## WHAT TO WORK ON
Here are some entries; quote each one exactly.

>> BEGIN GIVEN DATA

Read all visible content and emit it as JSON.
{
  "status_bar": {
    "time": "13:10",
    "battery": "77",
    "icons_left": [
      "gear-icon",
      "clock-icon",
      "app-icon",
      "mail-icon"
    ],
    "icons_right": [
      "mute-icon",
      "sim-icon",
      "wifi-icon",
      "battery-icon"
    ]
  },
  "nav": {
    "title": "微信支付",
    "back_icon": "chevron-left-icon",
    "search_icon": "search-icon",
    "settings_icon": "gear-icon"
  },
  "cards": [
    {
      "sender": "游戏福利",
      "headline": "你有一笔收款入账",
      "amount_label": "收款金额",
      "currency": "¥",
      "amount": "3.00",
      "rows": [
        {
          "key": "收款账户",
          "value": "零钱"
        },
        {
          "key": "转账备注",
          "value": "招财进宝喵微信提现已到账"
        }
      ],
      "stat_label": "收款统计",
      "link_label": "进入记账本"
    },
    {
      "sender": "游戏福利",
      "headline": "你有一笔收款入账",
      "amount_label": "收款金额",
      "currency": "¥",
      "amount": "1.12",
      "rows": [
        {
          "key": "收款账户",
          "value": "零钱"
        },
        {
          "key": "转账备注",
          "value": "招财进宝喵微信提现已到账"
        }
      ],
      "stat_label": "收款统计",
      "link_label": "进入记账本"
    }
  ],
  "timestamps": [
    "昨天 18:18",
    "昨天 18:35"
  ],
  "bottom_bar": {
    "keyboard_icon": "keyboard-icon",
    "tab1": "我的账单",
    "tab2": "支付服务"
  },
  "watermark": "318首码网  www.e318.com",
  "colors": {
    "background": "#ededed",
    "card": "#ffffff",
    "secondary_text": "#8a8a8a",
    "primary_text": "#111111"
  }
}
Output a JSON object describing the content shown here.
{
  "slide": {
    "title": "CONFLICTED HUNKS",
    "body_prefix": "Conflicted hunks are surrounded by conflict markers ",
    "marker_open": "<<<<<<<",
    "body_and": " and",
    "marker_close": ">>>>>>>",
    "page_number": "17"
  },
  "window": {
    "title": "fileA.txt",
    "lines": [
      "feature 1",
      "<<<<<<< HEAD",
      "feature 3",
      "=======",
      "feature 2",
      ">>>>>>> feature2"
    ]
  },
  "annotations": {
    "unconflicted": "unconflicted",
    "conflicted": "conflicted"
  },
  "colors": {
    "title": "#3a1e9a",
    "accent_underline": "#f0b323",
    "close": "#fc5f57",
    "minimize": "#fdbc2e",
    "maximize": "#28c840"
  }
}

>> END GIVEN DATA

## FINAL ANSWER
Read all visible content and emit it as JSON.
{
  "status_bar": {
    "time": "13:10",
    "battery": "77",
    "icons_left": [
      "gear-icon",
      "clock-icon",
      "app-icon",
      "mail-icon"
    ],
    "icons_right": [
      "mute-icon",
      "sim-icon",
      "wifi-icon",
      "battery-icon"
    ]
  },
  "nav": {
    "title": "微信支付",
    "back_icon": "chevron-left-icon",
    "search_icon": "search-icon",
    "settings_icon": "gear-icon"
  },
  "cards": [
    {
      "sender": "游戏福利",
      "headline": "你有一笔收款入账",
      "amount_label": "收款金额",
      "currency": "¥",
      "amount": "3.00",
      "rows": [
        {
          "key": "收款账户",
          "value": "零钱"
        },
        {
          "key": "转账备注",
          "value": "招财进宝喵微信提现已到账"
        }
      ],
      "stat_label": "收款统计",
      "link_label": "进入记账本"
    },
    {
      "sender": "游戏福利",
      "headline": "你有一笔收款入账",
      "amount_label": "收款金额",
      "currency": "¥",
      "amount": "1.12",
      "rows": [
        {
          "key": "收款账户",
          "value": "零钱"
        },
        {
          "key": "转账备注",
          "value": "招财进宝喵微信提现已到账"
        }
      ],
      "stat_label": "收款统计",
      "link_label": "进入记账本"
    }
  ],
  "timestamps": [
    "昨天 18:18",
    "昨天 18:35"
  ],
  "bottom_bar": {
    "keyboard_icon": "keyboard-icon",
    "tab1": "我的账单",
    "tab2": "支付服务"
  },
  "watermark": "318首码网  www.e318.com",
  "colors": {
    "background": "#ededed",
    "card": "#ffffff",
    "secondary_text": "#8a8a8a",
    "primary_text": "#111111"
  }
}
Output a JSON object describing the content shown here.
{
  "slide": {
    "title": "CONFLICTED HUNKS",
    "body_prefix": "Conflicted hunks are surrounded by conflict markers ",
    "marker_open": "<<<<<<<",
    "body_and": " and",
    "marker_close": ">>>>>>>",
    "page_number": "17"
  },
  "window": {
    "title": "fileA.txt",
    "lines": [
      "feature 1",
      "<<<<<<< HEAD",
      "feature 3",
      "=======",
      "feature 2",
      ">>>>>>> feature2"
    ]
  },
  "annotations": {
    "unconflicted": "unconflicted",
    "conflicted": "conflicted"
  },
  "colors": {
    "title": "#3a1e9a",
    "accent_underline": "#f0b323",
    "close": "#fc5f57",
    "minimize": "#fdbc2e",
    "maximize": "#28c840"
  }
}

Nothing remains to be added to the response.